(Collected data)

***

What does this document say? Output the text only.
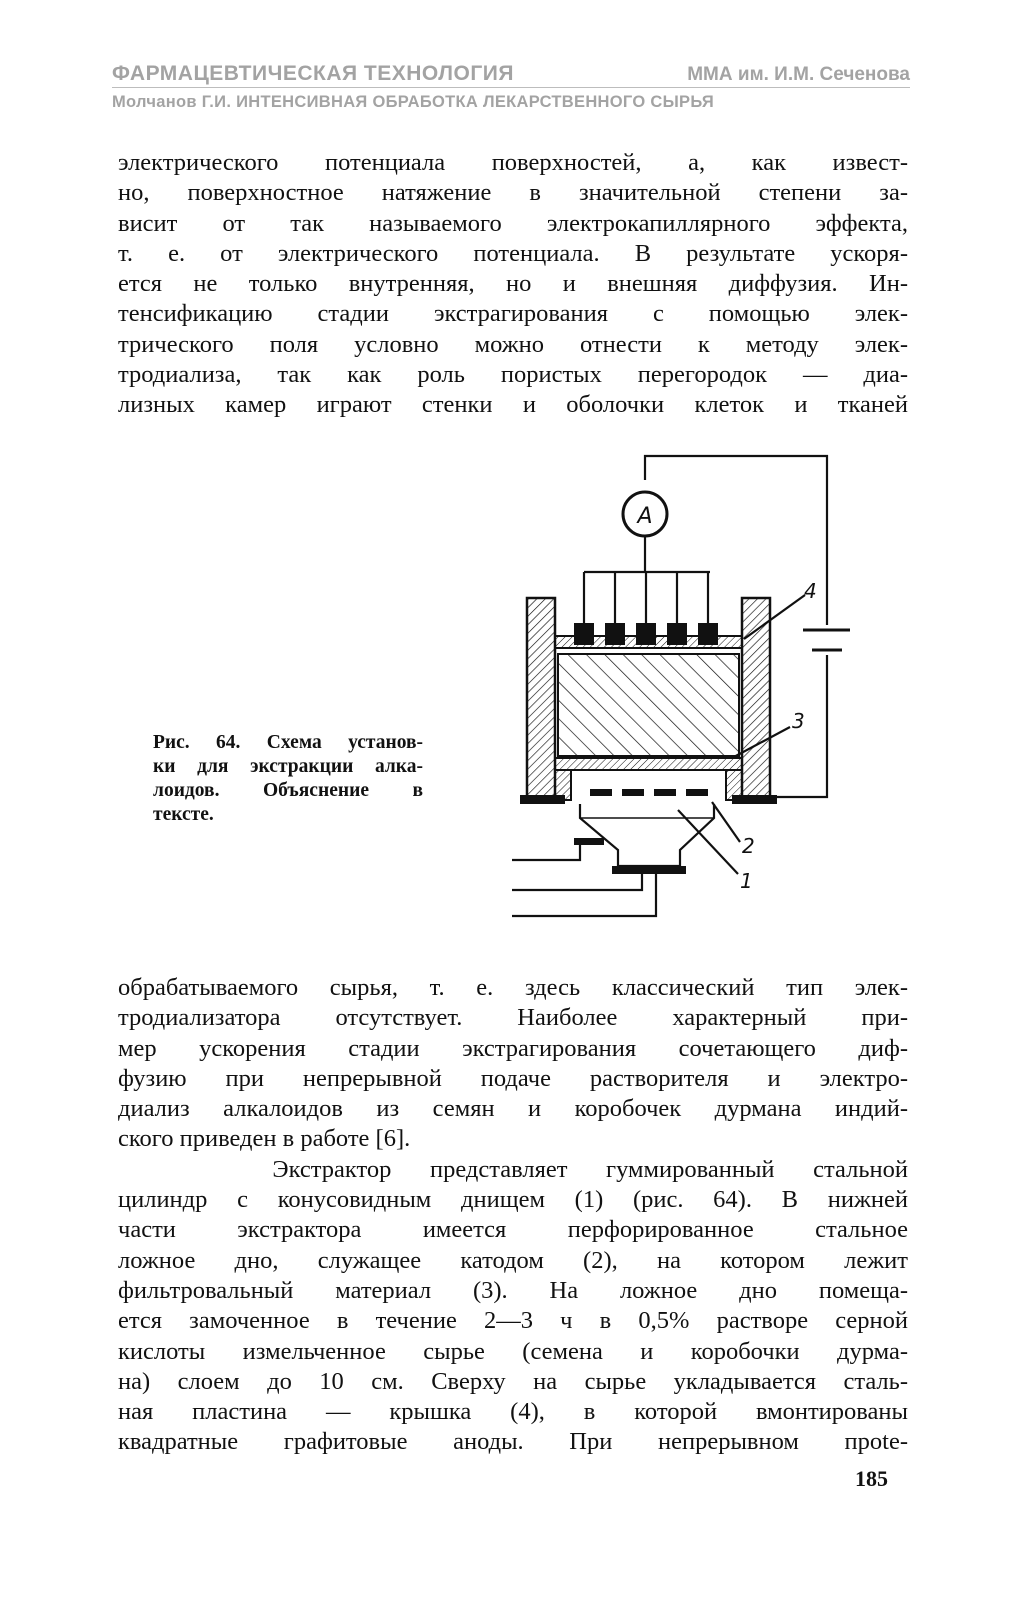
ФАРМАЦЕВТИЧЕСКАЯ ТЕХНОЛОГИЯ	ММА им. И.М. Сеченова
Молчанов Г.И. ИНТЕНСИВНАЯ ОБРАБОТКА ЛЕКАРСТВЕННОГО СЫРЬЯ
электрического потенциала поверхностей, а, как извест-
но, поверхностное натяжение в значительной степени за-
висит от так называемого электрокапиллярного эффекта,
т. е. от электрического потенциала. В результате ускоря-
ется не только внутренняя, но и внешняя диффузия. Ин-
тенсификацию стадии экстрагирования с помощью элек-
трического поля условно можно отнести к методу элек-
тродиализа, так как роль пористых перегородок — диа-
лизных камер играют стенки и оболочки клеток и тканей
Рис. 64. Схема установ-
ки для экстракции алка-
лоидов. Объяснение в
тексте.
A
4
3
2
1
обрабатываемого сырья, т. е. здесь классический тип элек-
тродиализатора отсутствует. Наиболее характерный при-
мер ускорения стадии экстрагирования сочетающего диф-
фузию при непрерывной подаче растворителя и электро-
диализ алкалоидов из семян и коробочек дурмана индий-
ского приведен в работе [6].
Экстрактор представляет гуммированный стальной
цилиндр с конусовидным днищем (1) (рис. 64). В нижней
части экстрактора имеется перфорированное стальное
ложное дно, служащее катодом (2), на котором лежит
фильтровальный материал (3). На ложное дно помеща-
ется замоченное в течение 2—3 ч в 0,5% растворе серной
кислоты измельченное сырье (семена и коробочки дурма-
на) слоем до 10 см. Сверху на сырье укладывается сталь-
ная пластина — крышка (4), в которой вмонтированы
квадратные графитовые аноды. При непрерывном прote-
185
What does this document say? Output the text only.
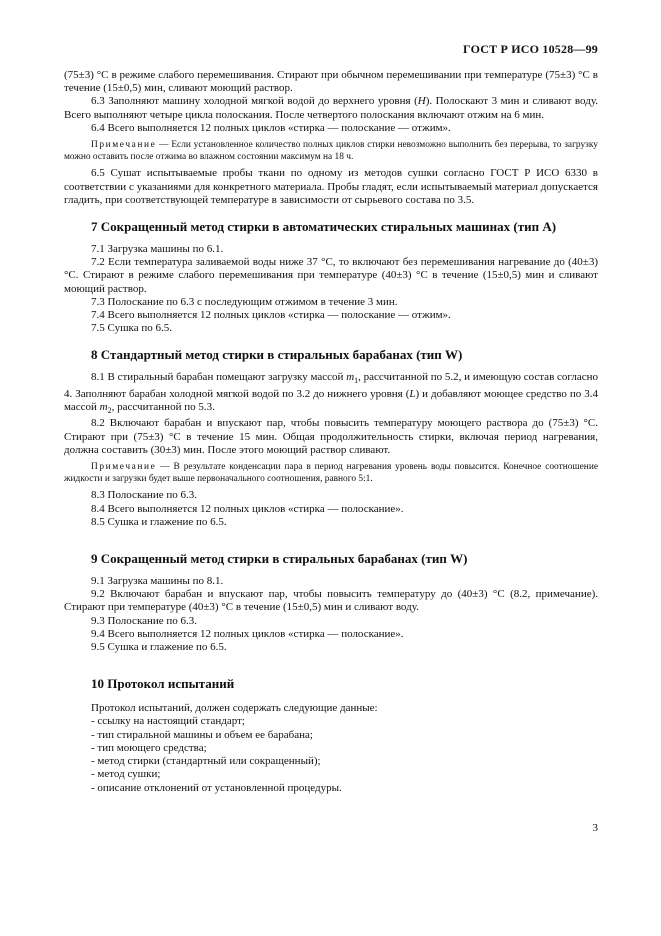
ГОСТ Р ИСО 10528—99

(75±3) °С в режиме слабого перемешивания. Стирают при обычном перемешивании при температуре (75±3) °С в течение (15±0,5) мин, сливают моющий раствор.

6.3 Заполняют машину холодной мягкой водой до верхнего уровня (H). Полоскают 3 мин и сливают воду. Всего выполняют четыре цикла полоскания. После четвертого полоскания включают отжим на 6 мин.

6.4 Всего выполняется 12 полных циклов «стирка — полоскание — отжим».

Примечание — Если установленное количество полных циклов стирки невозможно выполнить без перерыва, то загрузку можно оставить после отжима во влажном состоянии максимум на 18 ч.

6.5 Сушат испытываемые пробы ткани по одному из методов сушки согласно ГОСТ Р ИСО 6330 в соответствии с указаниями для конкретного материала. Пробы гладят, если испытываемый материал допускается гладить, при соответствующей температуре в зависимости от сырьевого состава по 3.5.

7 Сокращенный метод стирки в автоматических стиральных машинах (тип А)

7.1 Загрузка машины по 6.1.

7.2 Если температура заливаемой воды ниже 37 °С, то включают без перемешивания нагревание до (40±3) °С. Стирают в режиме слабого перемешивания при температуре (40±3) °С в течение (15±0,5) мин и сливают моющий раствор.

7.3 Полоскание по 6.3 с последующим отжимом в течение 3 мин.

7.4 Всего выполняется 12 полных циклов «стирка — полоскание — отжим».

7.5 Сушка по 6.5.

8 Стандартный метод стирки в стиральных барабанах (тип W)

8.1 В стиральный барабан помещают загрузку массой $m_1$, рассчитанной по 5.2, и имеющую состав согласно 4. Заполняют барабан холодной мягкой водой по 3.2 до нижнего уровня (L) и добавляют моющее средство по 3.4 массой $m_2$, рассчитанной по 5.3.

8.2 Включают барабан и впускают пар, чтобы повысить температуру моющего раствора до (75±3) °С. Стирают при (75±3) °С в течение 15 мин. Общая продолжительность стирки, включая период нагревания, должна составить (30±3) мин. После этого моющий раствор сливают.

Примечание — В результате конденсации пара в период нагревания уровень воды повысится. Конечное соотношение жидкости и загрузки будет выше первоначального соотношения, равного 5:1.

8.3 Полоскание по 6.3.

8.4 Всего выполняется 12 полных циклов «стирка — полоскание».

8.5 Сушка и глажение по 6.5.

9 Сокращенный метод стирки в стиральных барабанах (тип W)

9.1 Загрузка машины по 8.1.

9.2 Включают барабан и впускают пар, чтобы повысить температуру до (40±3) °С (8.2, примечание). Стирают при температуре (40±3) °С в течение (15±0,5) мин и сливают воду.

9.3 Полоскание по 6.3.

9.4 Всего выполняется 12 полных циклов «стирка — полоскание».

9.5 Сушка и глажение по 6.5.

10 Протокол испытаний

Протокол испытаний, должен содержать следующие данные:

- ссылку на настоящий стандарт;
- тип стиральной машины и объем ее барабана;
- тип моющего средства;
- метод стирки (стандартный или сокращенный);
- метод сушки;
- описание отклонений от установленной процедуры.
3
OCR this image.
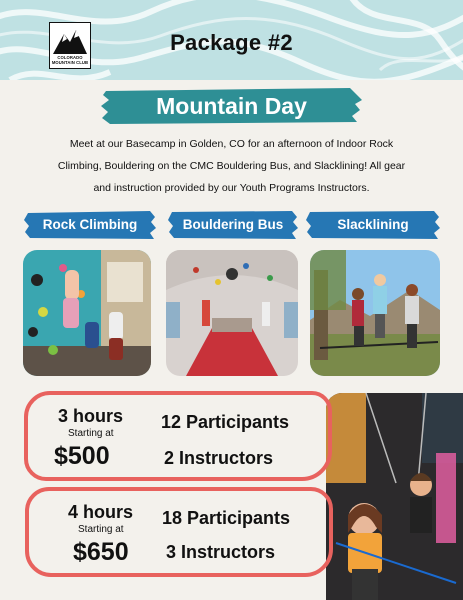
COLORADO MOUNTAIN CLUB
Package #2
Mountain Day
Meet at our Basecamp in Golden, CO for an afternoon of Indoor Rock Climbing, Bouldering on the CMC Bouldering Bus, and Slacklining! All gear and instruction provided by our Youth Programs Instructors.
Rock Climbing	Bouldering Bus	Slacklining
3 hours
Starting at
$500
12 Participants
2 Instructors
4 hours
Starting at
$650
18 Participants
3 Instructors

***

**Work required**
Repeat the material above in full and unchanged, minus its images.

**Answer for the task**
What does this document say? Output the text only.
ФАРМАЦЕВТИЧЕСКАЯ ТЕХНОЛОГИЯ	ММА им. И.М. Сеченова
Молчанов Г.И. ИНТЕНСИВНАЯ ОБРАБОТКА ЛЕКАРСТВЕННОГО СЫРЬЯ
электрического потенциала поверхностей, а, как извест-
но, поверхностное натяжение в значительной степени за-
висит от так называемого электрокапиллярного эффекта,
т. е. от электрического потенциала. В результате ускоря-
ется не только внутренняя, но и внешняя диффузия. Ин-
тенсификацию стадии экстрагирования с помощью элек-
трического поля условно можно отнести к методу элек-
тродиализа, так как роль пористых перегородок — диа-
лизных камер играют стенки и оболочки клеток и тканей
Рис. 64. Схема установ-
ки для экстракции алка-
лоидов. Объяснение в
тексте.
A
4
3
2
1
обрабатываемого сырья, т. е. здесь классический тип элек-
тродиализатора отсутствует. Наиболее характерный при-
мер ускорения стадии экстрагирования сочетающего диф-
фузию при непрерывной подаче растворителя и электро-
диализ алкалоидов из семян и коробочек дурмана индий-
ского приведен в работе [6].
Экстрактор представляет гуммированный стальной
цилиндр с конусовидным днищем (1) (рис. 64). В нижней
части экстрактора имеется перфорированное стальное
ложное дно, служащее катодом (2), на котором лежит
фильтровальный материал (3). На ложное дно помеща-
ется замоченное в течение 2—3 ч в 0,5% растворе серной
кислоты измельченное сырье (семена и коробочки дурма-
на) слоем до 10 см. Сверху на сырье укладывается сталь-
ная пластина — крышка (4), в которой вмонтированы
квадратные графитовые аноды. При непрерывном прote-
185
What does this document say? Output the text only.
ГОСТ Р ИСО 10528—99

(75±3) °С в режиме слабого перемешивания. Стирают при обычном перемешивании при температуре (75±3) °С в течение (15±0,5) мин, сливают моющий раствор.

6.3 Заполняют машину холодной мягкой водой до верхнего уровня (H). Полоскают 3 мин и сливают воду. Всего выполняют четыре цикла полоскания. После четвертого полоскания включают отжим на 6 мин.

6.4 Всего выполняется 12 полных циклов «стирка — полоскание — отжим».

Примечание — Если установленное количество полных циклов стирки невозможно выполнить без перерыва, то загрузку можно оставить после отжима во влажном состоянии максимум на 18 ч.

6.5 Сушат испытываемые пробы ткани по одному из методов сушки согласно ГОСТ Р ИСО 6330 в соответствии с указаниями для конкретного материала. Пробы гладят, если испытываемый материал допускается гладить, при соответствующей температуре в зависимости от сырьевого состава по 3.5.

7 Сокращенный метод стирки в автоматических стиральных машинах (тип А)

7.1 Загрузка машины по 6.1.

7.2 Если температура заливаемой воды ниже 37 °С, то включают без перемешивания нагревание до (40±3) °С. Стирают в режиме слабого перемешивания при температуре (40±3) °С в течение (15±0,5) мин и сливают моющий раствор.

7.3 Полоскание по 6.3 с последующим отжимом в течение 3 мин.

7.4 Всего выполняется 12 полных циклов «стирка — полоскание — отжим».

7.5 Сушка по 6.5.

8 Стандартный метод стирки в стиральных барабанах (тип W)

8.1 В стиральный барабан помещают загрузку массой $m_1$, рассчитанной по 5.2, и имеющую состав согласно 4. Заполняют барабан холодной мягкой водой по 3.2 до нижнего уровня (L) и добавляют моющее средство по 3.4 массой $m_2$, рассчитанной по 5.3.

8.2 Включают барабан и впускают пар, чтобы повысить температуру моющего раствора до (75±3) °С. Стирают при (75±3) °С в течение 15 мин. Общая продолжительность стирки, включая период нагревания, должна составить (30±3) мин. После этого моющий раствор сливают.

Примечание — В результате конденсации пара в период нагревания уровень воды повысится. Конечное соотношение жидкости и загрузки будет выше первоначального соотношения, равного 5:1.

8.3 Полоскание по 6.3.

8.4 Всего выполняется 12 полных циклов «стирка — полоскание».

8.5 Сушка и глажение по 6.5.

9 Сокращенный метод стирки в стиральных барабанах (тип W)

9.1 Загрузка машины по 8.1.

9.2 Включают барабан и впускают пар, чтобы повысить температуру до (40±3) °С (8.2, примечание). Стирают при температуре (40±3) °С в течение (15±0,5) мин и сливают воду.

9.3 Полоскание по 6.3.

9.4 Всего выполняется 12 полных циклов «стирка — полоскание».

9.5 Сушка и глажение по 6.5.

10 Протокол испытаний

Протокол испытаний, должен содержать следующие данные:

- ссылку на настоящий стандарт;
- тип стиральной машины и объем ее барабана;
- тип моющего средства;
- метод стирки (стандартный или сокращенный);
- метод сушки;
- описание отклонений от установленной процедуры.
3
OCR this image.
COLORADO MOUNTAIN CLUB
Package #2
Mountain Day
Meet at our Basecamp in Golden, CO for an afternoon of Indoor Rock Climbing, Bouldering on the CMC Bouldering Bus, and Slacklining! All gear and instruction provided by our Youth Programs Instructors.
Rock Climbing	Bouldering Bus	Slacklining
3 hours
Starting at
$500
12 Participants
2 Instructors
4 hours
Starting at
$650
18 Participants
3 Instructors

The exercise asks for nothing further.